Exercise prompt: Copy out all lines in the data below containing the string "Shadow".

start Provided material

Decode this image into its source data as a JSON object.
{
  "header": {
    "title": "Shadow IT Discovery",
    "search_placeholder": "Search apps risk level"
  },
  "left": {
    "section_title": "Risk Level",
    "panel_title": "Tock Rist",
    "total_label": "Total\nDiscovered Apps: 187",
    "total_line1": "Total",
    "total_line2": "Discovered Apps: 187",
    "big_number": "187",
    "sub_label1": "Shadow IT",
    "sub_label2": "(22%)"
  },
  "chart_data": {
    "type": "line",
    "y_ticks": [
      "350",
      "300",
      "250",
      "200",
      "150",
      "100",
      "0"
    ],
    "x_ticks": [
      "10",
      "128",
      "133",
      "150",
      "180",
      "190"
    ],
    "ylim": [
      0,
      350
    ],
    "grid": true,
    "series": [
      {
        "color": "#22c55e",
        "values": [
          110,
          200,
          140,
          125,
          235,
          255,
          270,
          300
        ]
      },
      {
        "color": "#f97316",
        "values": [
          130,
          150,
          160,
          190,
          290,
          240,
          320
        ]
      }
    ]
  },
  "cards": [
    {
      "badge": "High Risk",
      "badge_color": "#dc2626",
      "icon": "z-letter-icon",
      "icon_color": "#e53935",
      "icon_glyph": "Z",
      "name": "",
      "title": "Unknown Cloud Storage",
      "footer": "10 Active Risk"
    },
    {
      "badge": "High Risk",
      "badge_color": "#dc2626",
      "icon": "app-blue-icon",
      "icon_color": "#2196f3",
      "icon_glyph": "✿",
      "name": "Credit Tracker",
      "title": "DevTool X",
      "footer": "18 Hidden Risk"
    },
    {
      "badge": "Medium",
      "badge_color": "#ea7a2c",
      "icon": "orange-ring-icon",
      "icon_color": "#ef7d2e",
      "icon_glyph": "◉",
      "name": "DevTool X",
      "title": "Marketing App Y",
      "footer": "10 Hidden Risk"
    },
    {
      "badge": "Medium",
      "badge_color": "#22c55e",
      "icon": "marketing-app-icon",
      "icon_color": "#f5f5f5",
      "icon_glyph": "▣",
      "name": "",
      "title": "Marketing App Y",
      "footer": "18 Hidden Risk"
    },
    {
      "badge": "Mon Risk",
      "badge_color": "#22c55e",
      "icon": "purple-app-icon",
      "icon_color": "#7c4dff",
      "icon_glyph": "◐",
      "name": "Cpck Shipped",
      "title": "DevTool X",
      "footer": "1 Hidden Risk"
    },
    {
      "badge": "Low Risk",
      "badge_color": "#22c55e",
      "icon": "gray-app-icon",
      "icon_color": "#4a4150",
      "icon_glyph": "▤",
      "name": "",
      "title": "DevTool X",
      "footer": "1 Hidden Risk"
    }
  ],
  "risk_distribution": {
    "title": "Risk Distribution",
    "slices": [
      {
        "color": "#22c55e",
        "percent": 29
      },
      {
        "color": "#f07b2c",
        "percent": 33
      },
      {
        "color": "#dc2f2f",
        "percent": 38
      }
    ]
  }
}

end Provided material

Answer to the problem:
    "title": "Shadow IT Discovery",
    "sub_label1": "Shadow IT",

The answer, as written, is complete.